I had heard about Amar Singh Chamkila only from my senior family members, but I wasn’t aware of his raunchy lyrics. Nor was I aware of the story of his life. Browsing through my Facebook posts, I happened to come across a teaser of the movie. The short, crisp teaser was arresting, and I knew in my heart that this movie would grab eyeballs. Imtiaz Ali’s direction would certainly lift the film from a plebian level, even though it is his first attempt at a biopic.

People of non-Punjabi community are not familiar with Dhani Ram aka Amar Singh Chamkila, a Punjabi singer whose risqué lyrics made him the most loved and hated singer of all times. He, in fact, belongs to a group known as 27 Club that comprises of artists such as Kurt Cobain, Jim Morrison, Jimmy Hendricks and Amy Winehouse. It’s an urban myth that the artists comprising this group died at the very young age of twenty- seven. There are plenty of anecdotes and myths surrounding these famous people.

*Entries shown*
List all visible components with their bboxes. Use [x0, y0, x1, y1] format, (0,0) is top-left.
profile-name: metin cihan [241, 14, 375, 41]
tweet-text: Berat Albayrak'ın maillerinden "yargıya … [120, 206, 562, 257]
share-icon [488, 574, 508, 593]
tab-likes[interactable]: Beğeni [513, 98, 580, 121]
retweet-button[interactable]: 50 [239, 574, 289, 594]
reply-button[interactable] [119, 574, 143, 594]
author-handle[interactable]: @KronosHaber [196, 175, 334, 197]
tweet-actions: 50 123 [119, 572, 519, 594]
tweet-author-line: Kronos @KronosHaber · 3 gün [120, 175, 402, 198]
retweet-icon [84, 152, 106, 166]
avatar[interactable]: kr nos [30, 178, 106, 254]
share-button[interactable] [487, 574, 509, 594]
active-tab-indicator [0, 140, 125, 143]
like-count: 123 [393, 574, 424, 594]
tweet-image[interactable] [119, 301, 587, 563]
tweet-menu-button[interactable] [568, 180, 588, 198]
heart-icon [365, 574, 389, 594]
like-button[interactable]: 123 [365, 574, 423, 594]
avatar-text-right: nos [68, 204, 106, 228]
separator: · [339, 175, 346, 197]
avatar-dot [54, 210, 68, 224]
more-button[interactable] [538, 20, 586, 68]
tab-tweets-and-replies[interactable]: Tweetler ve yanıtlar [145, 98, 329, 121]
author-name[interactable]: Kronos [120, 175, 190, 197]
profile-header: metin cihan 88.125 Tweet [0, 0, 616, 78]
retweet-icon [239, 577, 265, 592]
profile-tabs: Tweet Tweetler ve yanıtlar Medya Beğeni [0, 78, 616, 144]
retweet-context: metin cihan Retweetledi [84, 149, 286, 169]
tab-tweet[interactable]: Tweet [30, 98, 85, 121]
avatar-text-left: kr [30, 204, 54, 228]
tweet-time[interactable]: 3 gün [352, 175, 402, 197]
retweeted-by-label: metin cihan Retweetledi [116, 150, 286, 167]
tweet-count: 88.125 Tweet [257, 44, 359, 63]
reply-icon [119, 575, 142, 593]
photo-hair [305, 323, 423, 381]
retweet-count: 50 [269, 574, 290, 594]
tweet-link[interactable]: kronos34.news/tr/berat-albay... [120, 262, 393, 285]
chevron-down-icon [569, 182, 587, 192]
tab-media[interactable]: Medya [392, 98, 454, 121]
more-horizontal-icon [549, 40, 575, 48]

*To do*
1) From the passage about the Chamkila film, copy the text starting with "People of non-Punjabi" and going on through "these famous people.".
2) In the passage about the Chamkila film, what group of artists does it say Amar Singh Chamkila belongs to?
3) Go on with the passage about the Chamkila film, picking up after its final sentence.

*Final answers*
1)
People of non-Punjabi community are not familiar with Dhani Ram aka Amar Singh Chamkila, a Punjabi singer whose risqué lyrics made him the most loved and hated singer of all times. He, in fact, belongs to a group known as 27 Club that comprises of artists such as Kurt Cobain, Jim Morrison, Jimmy Hendricks and Amy Winehouse. It’s an urban myth that the artists comprising this group died at the very young age of twenty- seven. There are plenty of anecdotes and myths surrounding these famous people.

2) The 27 Club.

3)
Chamkila (Diljit Dosanjh) was a self-made Dalit artist who with great difficulty clawed his way out of abject poverty. The movie starts with violence and music both. The song Baaja loosely depicts his life as well as death. Through the film we often get to hear the word ‘Ashleel’ which means obscene. For Chamkila this word was actually ‘survival’. There are lyrics such as ‘ganda tha banda, social derinda tha’ (he was dirty, a social evil) that catch one’s eye. Thanks to subtitles by editor Gurmangeet Kaur Baath, the non-Punjabi community is also able to apprehend the real meaning of the songs. Imtiaz Ali crafts a sensitive, cinematic story that tells the audience who the real Chamkila and his second wife Amarjot Kaur (played by Parineeti Chopra) were.

Mohit Chauhan too enters the frame in the guise of a folk singer in the introductory song Baaja. Chamkila. According to reviewer Sucharita Tyagi, the film seamlessly melds together three narratives. The first one consists of anecdotes and trivia based on hearsay. The second and the third narrative run parallel to the original. One narrative is the music of Amar Singh Chamkila that Parineeti Chopra and Diljit Dosanjh have created with their own voice and the other one is Irshad Kamil and A.R Rehman’s soundtrack that is Imtiaz Ali’s commentary on Chamkila’s life (the song Baaja of course!). There is another song Naram Kaalja where the audience eventually moves away from Chamkila and Amarjot to a random disconnected ladies sangeet song where women of all ages highlight their hidden desires.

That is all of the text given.